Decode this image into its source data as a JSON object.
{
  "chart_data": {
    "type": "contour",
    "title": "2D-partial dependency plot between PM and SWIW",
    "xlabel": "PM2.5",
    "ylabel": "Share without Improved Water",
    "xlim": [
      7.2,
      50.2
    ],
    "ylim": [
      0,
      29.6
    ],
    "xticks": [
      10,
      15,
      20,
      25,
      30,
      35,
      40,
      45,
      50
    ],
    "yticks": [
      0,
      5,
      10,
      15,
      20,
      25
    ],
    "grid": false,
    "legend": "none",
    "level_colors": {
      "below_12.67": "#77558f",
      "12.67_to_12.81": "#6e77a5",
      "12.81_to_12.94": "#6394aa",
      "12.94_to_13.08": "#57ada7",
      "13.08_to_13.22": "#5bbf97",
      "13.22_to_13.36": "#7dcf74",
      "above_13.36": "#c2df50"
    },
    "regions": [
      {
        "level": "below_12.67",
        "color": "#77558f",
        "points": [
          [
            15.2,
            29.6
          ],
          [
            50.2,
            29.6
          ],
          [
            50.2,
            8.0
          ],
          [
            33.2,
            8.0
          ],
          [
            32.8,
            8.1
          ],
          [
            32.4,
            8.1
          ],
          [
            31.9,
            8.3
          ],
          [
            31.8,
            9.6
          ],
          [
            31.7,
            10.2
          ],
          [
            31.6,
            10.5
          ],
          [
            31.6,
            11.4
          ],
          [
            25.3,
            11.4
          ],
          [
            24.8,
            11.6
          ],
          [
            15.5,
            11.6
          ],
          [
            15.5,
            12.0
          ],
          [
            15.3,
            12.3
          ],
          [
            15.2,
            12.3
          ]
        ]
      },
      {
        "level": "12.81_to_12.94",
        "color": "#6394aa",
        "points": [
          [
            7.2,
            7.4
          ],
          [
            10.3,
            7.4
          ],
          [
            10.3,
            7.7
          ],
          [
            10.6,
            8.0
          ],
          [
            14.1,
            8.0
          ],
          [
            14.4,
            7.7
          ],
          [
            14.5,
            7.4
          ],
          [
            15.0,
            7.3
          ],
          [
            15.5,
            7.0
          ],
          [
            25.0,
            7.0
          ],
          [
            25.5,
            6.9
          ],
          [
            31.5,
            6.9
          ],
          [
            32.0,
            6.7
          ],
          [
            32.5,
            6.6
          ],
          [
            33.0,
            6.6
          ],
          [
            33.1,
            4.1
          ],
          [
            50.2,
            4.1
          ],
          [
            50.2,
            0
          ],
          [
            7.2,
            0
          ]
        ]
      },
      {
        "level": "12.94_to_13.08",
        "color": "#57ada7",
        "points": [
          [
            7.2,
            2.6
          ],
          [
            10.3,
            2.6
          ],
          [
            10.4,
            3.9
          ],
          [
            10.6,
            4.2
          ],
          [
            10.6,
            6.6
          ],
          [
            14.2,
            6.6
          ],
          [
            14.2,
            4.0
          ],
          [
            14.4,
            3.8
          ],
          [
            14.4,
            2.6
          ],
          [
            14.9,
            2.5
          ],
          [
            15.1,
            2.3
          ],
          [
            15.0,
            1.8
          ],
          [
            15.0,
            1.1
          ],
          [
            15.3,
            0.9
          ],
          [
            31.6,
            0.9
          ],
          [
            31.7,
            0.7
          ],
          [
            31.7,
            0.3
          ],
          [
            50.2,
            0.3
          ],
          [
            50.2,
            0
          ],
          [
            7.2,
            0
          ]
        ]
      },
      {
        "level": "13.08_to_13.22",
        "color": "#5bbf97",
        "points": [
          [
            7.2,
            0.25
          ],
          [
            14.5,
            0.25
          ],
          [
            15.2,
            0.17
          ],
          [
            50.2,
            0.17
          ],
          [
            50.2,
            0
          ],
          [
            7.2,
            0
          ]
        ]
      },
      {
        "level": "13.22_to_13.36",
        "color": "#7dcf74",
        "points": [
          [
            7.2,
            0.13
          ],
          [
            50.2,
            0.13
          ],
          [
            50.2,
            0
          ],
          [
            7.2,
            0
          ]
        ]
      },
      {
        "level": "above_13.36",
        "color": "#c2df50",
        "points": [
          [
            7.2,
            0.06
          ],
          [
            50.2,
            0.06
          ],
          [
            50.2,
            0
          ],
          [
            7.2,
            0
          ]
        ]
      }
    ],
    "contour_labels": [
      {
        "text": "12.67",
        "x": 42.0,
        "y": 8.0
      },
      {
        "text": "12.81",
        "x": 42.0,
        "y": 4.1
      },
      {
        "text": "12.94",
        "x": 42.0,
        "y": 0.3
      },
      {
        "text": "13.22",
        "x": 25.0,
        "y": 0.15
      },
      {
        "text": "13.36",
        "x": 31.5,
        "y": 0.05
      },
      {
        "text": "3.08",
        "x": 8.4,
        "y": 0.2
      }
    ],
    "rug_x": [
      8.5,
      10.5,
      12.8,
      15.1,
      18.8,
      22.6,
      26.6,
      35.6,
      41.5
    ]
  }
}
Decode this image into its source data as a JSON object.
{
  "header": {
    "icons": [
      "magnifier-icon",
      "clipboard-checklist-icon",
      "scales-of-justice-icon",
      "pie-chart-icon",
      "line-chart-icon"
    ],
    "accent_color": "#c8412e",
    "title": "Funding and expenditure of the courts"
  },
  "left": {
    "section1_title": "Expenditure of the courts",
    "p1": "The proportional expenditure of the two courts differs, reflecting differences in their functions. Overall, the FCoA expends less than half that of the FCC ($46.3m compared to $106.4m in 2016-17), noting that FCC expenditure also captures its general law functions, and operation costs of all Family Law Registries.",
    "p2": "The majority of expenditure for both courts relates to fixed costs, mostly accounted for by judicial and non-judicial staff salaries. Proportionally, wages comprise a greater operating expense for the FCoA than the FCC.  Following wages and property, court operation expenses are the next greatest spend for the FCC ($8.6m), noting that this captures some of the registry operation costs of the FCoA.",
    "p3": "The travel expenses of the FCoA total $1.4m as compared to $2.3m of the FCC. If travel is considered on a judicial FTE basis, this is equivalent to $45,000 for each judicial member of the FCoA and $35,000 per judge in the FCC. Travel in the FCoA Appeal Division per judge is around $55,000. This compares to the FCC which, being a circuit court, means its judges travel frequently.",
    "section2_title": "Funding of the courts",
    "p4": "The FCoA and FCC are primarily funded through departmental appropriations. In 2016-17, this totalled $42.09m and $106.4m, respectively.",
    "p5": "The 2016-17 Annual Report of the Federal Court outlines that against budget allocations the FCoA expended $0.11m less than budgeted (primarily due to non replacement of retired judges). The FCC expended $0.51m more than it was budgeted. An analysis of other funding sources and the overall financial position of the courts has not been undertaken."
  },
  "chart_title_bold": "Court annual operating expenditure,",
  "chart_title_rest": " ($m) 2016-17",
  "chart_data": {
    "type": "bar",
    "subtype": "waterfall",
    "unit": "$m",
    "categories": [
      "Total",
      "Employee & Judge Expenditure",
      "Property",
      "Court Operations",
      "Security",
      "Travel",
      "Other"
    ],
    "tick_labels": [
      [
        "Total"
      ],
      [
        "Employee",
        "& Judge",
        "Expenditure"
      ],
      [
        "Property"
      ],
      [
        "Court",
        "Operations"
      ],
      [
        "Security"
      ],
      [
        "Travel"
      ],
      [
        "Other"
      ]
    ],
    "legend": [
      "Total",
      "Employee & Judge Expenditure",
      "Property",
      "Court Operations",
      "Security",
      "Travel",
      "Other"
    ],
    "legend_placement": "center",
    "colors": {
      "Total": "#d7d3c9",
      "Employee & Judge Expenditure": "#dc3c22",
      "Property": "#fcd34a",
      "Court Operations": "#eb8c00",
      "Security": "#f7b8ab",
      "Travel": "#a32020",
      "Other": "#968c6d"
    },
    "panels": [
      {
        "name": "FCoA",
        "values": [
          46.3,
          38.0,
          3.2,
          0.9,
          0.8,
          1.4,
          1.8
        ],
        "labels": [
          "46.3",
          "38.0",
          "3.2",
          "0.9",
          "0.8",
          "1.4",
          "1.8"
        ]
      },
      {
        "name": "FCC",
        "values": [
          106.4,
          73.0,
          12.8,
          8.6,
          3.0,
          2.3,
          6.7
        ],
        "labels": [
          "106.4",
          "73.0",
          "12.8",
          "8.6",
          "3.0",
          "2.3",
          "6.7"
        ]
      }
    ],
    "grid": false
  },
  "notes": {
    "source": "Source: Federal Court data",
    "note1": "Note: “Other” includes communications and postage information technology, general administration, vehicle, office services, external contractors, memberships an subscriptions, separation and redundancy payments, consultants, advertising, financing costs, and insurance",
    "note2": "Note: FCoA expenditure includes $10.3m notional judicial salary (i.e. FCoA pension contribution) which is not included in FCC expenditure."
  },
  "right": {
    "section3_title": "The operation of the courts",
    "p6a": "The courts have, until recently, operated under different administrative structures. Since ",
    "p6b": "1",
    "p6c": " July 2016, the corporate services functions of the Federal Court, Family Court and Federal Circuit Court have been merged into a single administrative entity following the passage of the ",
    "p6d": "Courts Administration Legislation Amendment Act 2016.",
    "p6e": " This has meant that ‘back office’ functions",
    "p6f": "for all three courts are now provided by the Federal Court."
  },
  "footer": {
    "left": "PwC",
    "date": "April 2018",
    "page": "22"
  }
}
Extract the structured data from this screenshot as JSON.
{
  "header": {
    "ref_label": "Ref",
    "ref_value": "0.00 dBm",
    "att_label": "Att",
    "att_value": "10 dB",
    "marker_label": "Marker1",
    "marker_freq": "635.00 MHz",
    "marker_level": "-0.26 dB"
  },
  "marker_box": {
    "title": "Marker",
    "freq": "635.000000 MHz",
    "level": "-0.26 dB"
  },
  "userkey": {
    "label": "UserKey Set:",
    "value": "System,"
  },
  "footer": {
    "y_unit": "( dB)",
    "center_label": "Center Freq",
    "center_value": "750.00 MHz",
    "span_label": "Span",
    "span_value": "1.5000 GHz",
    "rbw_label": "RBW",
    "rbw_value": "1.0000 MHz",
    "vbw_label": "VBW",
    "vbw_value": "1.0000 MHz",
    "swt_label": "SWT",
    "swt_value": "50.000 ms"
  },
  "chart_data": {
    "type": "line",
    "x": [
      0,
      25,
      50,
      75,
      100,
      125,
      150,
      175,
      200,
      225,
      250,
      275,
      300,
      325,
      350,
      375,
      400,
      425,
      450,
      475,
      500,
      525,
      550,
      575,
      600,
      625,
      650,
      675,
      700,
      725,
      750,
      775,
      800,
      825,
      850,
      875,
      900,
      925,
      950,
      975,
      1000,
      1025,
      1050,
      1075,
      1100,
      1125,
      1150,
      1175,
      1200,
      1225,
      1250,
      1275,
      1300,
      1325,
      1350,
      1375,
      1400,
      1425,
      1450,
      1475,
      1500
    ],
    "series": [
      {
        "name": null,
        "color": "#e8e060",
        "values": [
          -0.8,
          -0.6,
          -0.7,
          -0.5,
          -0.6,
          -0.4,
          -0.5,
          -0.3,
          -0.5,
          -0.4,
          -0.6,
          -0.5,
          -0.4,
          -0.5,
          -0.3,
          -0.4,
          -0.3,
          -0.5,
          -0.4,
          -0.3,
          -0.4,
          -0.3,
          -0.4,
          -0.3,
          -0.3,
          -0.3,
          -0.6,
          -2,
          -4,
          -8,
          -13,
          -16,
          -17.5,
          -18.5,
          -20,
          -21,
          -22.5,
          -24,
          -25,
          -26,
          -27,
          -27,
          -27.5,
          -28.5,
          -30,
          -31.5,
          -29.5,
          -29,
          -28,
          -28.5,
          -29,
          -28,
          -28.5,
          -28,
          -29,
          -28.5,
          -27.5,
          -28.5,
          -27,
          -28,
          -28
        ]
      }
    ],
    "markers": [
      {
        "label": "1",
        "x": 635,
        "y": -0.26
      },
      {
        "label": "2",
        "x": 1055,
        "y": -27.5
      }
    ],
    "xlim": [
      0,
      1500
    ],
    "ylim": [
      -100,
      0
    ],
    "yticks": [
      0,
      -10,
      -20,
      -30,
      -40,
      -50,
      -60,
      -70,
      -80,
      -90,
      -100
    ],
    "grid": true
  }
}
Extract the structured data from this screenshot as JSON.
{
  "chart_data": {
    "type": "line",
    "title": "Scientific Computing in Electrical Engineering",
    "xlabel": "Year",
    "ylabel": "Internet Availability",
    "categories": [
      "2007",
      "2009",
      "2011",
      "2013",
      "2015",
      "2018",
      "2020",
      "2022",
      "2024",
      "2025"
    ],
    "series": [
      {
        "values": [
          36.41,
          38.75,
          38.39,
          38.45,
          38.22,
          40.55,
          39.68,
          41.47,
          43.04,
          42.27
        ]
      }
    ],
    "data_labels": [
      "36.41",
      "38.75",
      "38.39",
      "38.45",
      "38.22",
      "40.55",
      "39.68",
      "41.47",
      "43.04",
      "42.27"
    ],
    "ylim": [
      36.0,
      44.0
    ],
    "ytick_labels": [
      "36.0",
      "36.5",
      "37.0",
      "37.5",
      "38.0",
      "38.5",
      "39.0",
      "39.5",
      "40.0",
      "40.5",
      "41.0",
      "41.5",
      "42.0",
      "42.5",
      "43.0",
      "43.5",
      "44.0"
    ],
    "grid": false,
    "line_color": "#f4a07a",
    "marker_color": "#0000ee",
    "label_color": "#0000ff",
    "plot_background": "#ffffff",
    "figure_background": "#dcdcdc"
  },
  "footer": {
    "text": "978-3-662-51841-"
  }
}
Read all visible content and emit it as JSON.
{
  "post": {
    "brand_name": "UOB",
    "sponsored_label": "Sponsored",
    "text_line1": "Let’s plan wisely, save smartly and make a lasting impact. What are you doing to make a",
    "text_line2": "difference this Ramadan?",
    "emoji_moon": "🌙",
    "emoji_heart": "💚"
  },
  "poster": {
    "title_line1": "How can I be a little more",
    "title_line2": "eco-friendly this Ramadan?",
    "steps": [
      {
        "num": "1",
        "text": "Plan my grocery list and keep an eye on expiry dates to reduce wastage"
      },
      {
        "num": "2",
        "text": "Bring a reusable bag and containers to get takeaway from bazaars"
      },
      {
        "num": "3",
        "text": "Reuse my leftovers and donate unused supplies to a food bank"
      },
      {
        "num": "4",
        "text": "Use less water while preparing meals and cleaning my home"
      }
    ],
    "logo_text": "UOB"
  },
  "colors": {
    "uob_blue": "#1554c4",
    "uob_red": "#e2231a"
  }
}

**Problem details:** From the data, list each line in which the string "judicial" appears.

**Problem solution:**
    "p2": "The majority of expenditure for both courts relates to fixed costs, mostly accounted for by judicial and non-judicial staff salaries. Proportionally, wages comprise a greater operating expense for the FCoA than the FCC.  Following wages and property, court operation expenses are the next greatest spend for the FCC ($8.6m), noting that this captures some of the registry operation costs of the FCoA.",
    "p3": "The travel expenses of the FCoA total $1.4m as compared to $2.3m of the FCC. If travel is considered on a judicial FTE basis, this is equivalent to $45,000 for each judicial member of the FCoA and $35,000 per judge in the FCC. Travel in the FCoA Appeal Division per judge is around $55,000. This compares to the FCC which, being a circuit court, means its judges travel frequently.",
    "note2": "Note: FCoA expenditure includes $10.3m notional judicial salary (i.e. FCoA pension contribution) which is not included in FCC expenditure."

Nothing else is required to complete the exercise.